The task
Will you quote all of the entries, word for word?

Recorded information
....

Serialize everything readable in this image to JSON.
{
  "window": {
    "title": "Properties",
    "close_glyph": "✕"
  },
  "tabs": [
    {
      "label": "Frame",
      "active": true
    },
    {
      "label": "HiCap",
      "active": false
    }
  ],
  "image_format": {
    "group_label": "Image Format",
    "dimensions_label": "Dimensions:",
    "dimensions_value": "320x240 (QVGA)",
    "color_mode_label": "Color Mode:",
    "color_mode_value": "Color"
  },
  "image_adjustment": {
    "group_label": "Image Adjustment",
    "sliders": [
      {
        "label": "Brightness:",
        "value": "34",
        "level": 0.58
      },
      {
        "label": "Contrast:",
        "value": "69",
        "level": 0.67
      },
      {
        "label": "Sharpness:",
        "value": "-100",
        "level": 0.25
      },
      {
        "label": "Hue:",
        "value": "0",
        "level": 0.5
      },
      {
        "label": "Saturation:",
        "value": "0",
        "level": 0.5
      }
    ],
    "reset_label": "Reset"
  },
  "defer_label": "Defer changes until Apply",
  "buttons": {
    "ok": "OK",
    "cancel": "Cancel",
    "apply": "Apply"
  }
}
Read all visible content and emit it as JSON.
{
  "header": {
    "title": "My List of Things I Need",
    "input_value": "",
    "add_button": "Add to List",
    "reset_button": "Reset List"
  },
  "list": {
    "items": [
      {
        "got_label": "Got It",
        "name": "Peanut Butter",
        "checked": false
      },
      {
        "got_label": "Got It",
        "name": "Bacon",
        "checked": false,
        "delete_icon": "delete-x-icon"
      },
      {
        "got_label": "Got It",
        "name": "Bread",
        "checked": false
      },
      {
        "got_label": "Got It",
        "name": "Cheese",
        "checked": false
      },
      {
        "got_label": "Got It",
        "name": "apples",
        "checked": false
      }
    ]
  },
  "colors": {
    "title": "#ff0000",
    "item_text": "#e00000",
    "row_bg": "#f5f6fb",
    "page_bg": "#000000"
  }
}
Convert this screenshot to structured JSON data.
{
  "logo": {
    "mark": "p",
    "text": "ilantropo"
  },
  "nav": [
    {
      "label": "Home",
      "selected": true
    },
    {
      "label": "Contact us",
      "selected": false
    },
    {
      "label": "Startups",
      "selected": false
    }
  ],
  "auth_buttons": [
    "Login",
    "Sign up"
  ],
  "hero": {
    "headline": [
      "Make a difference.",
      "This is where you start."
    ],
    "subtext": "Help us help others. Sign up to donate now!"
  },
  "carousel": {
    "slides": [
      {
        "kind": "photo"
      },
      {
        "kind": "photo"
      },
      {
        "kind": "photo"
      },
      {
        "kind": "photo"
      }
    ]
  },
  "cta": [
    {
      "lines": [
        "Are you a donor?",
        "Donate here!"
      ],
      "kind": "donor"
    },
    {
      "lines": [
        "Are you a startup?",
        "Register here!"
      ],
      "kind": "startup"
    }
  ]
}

....

Response
Serialize everything readable in this image to JSON.
{
  "window": {
    "title": "Properties",
    "close_glyph": "✕"
  },
  "tabs": [
    {
      "label": "Frame",
      "active": true
    },
    {
      "label": "HiCap",
      "active": false
    }
  ],
  "image_format": {
    "group_label": "Image Format",
    "dimensions_label": "Dimensions:",
    "dimensions_value": "320x240 (QVGA)",
    "color_mode_label": "Color Mode:",
    "color_mode_value": "Color"
  },
  "image_adjustment": {
    "group_label": "Image Adjustment",
    "sliders": [
      {
        "label": "Brightness:",
        "value": "34",
        "level": 0.58
      },
      {
        "label": "Contrast:",
        "value": "69",
        "level": 0.67
      },
      {
        "label": "Sharpness:",
        "value": "-100",
        "level": 0.25
      },
      {
        "label": "Hue:",
        "value": "0",
        "level": 0.5
      },
      {
        "label": "Saturation:",
        "value": "0",
        "level": 0.5
      }
    ],
    "reset_label": "Reset"
  },
  "defer_label": "Defer changes until Apply",
  "buttons": {
    "ok": "OK",
    "cancel": "Cancel",
    "apply": "Apply"
  }
}
Read all visible content and emit it as JSON.
{
  "header": {
    "title": "My List of Things I Need",
    "input_value": "",
    "add_button": "Add to List",
    "reset_button": "Reset List"
  },
  "list": {
    "items": [
      {
        "got_label": "Got It",
        "name": "Peanut Butter",
        "checked": false
      },
      {
        "got_label": "Got It",
        "name": "Bacon",
        "checked": false,
        "delete_icon": "delete-x-icon"
      },
      {
        "got_label": "Got It",
        "name": "Bread",
        "checked": false
      },
      {
        "got_label": "Got It",
        "name": "Cheese",
        "checked": false
      },
      {
        "got_label": "Got It",
        "name": "apples",
        "checked": false
      }
    ]
  },
  "colors": {
    "title": "#ff0000",
    "item_text": "#e00000",
    "row_bg": "#f5f6fb",
    "page_bg": "#000000"
  }
}
Convert this screenshot to structured JSON data.
{
  "logo": {
    "mark": "p",
    "text": "ilantropo"
  },
  "nav": [
    {
      "label": "Home",
      "selected": true
    },
    {
      "label": "Contact us",
      "selected": false
    },
    {
      "label": "Startups",
      "selected": false
    }
  ],
  "auth_buttons": [
    "Login",
    "Sign up"
  ],
  "hero": {
    "headline": [
      "Make a difference.",
      "This is where you start."
    ],
    "subtext": "Help us help others. Sign up to donate now!"
  },
  "carousel": {
    "slides": [
      {
        "kind": "photo"
      },
      {
        "kind": "photo"
      },
      {
        "kind": "photo"
      },
      {
        "kind": "photo"
      }
    ]
  },
  "cta": [
    {
      "lines": [
        "Are you a donor?",
        "Donate here!"
      ],
      "kind": "donor"
    },
    {
      "lines": [
        "Are you a startup?",
        "Register here!"
      ],
      "kind": "startup"
    }
  ]
}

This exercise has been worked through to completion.